_SUPPLIED RECORDS_
::::::::
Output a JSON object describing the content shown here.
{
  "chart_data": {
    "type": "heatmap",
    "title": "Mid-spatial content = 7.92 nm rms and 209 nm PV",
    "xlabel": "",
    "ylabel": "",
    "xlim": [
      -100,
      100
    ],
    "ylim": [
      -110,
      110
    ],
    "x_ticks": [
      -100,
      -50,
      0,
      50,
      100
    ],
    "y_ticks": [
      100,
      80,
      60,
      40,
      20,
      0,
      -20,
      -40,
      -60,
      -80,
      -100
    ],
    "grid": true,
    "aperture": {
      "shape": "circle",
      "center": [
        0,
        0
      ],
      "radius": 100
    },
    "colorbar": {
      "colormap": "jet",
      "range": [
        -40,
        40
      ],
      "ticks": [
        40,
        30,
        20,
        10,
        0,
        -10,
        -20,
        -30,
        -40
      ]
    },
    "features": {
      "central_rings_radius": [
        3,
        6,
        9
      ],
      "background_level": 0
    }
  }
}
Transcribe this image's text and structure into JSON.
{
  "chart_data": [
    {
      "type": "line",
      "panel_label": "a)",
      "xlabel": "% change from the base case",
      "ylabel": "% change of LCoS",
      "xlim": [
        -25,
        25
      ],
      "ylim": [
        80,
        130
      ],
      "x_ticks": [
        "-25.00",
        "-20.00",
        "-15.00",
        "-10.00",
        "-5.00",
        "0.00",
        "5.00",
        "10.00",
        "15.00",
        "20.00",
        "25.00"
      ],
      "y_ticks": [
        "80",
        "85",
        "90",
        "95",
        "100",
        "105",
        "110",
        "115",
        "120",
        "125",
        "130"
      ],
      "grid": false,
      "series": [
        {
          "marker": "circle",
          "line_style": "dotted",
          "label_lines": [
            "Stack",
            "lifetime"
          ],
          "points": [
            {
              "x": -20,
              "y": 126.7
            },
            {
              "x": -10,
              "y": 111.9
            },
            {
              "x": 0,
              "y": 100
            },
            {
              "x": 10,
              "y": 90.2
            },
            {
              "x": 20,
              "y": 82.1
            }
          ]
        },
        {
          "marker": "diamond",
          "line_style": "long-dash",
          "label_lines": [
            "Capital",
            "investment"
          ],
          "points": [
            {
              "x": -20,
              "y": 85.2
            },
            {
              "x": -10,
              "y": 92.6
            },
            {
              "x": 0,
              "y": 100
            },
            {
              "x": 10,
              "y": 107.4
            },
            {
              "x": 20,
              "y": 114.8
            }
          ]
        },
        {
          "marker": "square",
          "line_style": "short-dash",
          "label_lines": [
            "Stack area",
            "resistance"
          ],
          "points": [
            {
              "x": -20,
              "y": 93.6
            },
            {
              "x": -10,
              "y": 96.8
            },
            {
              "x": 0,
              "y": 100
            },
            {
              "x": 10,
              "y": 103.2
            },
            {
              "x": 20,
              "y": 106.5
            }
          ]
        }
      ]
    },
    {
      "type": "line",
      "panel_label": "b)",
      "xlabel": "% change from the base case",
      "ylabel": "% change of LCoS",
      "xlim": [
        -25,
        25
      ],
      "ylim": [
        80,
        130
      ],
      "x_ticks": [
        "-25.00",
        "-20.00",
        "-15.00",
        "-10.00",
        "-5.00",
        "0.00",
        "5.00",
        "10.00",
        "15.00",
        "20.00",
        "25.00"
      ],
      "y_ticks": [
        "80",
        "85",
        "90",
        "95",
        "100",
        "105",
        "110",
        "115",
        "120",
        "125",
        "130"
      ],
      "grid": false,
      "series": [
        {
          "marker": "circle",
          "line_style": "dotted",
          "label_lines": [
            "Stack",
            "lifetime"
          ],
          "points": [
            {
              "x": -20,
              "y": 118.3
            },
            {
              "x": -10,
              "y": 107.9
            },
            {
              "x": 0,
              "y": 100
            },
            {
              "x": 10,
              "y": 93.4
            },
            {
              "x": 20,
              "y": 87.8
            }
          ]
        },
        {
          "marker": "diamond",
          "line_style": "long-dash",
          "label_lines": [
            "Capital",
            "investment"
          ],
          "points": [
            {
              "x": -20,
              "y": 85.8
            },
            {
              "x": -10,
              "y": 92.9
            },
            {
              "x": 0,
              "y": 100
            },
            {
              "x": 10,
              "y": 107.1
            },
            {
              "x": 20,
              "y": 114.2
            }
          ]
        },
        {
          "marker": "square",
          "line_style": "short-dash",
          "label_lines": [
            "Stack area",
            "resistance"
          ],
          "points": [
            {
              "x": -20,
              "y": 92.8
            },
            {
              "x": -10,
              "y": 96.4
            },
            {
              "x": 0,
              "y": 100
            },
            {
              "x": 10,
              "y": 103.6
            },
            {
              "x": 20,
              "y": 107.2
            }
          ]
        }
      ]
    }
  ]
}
::::::::
_BRIEF_
Give the number of lines in the material above that have the word "content" in them, and nothing more.

_WRITTEN SOLUTION_
2